▼

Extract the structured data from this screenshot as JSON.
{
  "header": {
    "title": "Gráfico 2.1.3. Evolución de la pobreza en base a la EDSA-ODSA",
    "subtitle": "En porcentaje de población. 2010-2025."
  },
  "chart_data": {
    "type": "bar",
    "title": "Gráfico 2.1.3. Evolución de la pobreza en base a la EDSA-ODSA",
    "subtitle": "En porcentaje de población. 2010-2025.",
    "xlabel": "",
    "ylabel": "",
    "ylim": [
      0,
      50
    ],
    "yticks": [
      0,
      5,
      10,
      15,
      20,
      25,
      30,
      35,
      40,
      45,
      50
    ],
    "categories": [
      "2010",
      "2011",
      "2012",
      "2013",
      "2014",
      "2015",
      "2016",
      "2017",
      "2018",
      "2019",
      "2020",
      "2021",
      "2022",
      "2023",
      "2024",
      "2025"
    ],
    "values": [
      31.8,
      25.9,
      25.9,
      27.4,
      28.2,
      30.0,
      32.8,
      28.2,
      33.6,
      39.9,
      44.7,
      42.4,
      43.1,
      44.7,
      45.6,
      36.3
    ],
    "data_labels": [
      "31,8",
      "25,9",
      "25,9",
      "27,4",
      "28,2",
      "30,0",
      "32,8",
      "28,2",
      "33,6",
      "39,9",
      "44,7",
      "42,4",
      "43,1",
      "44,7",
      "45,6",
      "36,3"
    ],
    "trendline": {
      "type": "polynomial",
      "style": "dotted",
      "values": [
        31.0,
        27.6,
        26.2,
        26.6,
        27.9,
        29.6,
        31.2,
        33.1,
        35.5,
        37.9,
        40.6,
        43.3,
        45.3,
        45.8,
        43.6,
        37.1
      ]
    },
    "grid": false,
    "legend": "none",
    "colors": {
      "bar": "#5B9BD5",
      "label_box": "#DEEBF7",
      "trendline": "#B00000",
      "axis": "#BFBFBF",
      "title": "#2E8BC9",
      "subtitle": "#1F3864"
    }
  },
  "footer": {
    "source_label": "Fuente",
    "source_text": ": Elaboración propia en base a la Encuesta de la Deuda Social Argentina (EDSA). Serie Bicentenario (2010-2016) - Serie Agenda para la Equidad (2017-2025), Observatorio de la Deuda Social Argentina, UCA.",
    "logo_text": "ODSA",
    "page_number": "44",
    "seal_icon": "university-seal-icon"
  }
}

▲

*WHAT TO PRODUCE*
Filter the listing above for the string "subtitle" and copy every matching line.

*SOLUTION TO THE EXERCISE*
    "subtitle": "En porcentaje de población. 2010-2025."
    "subtitle": "En porcentaje de población. 2010-2025.",
      "subtitle": "#1F3864"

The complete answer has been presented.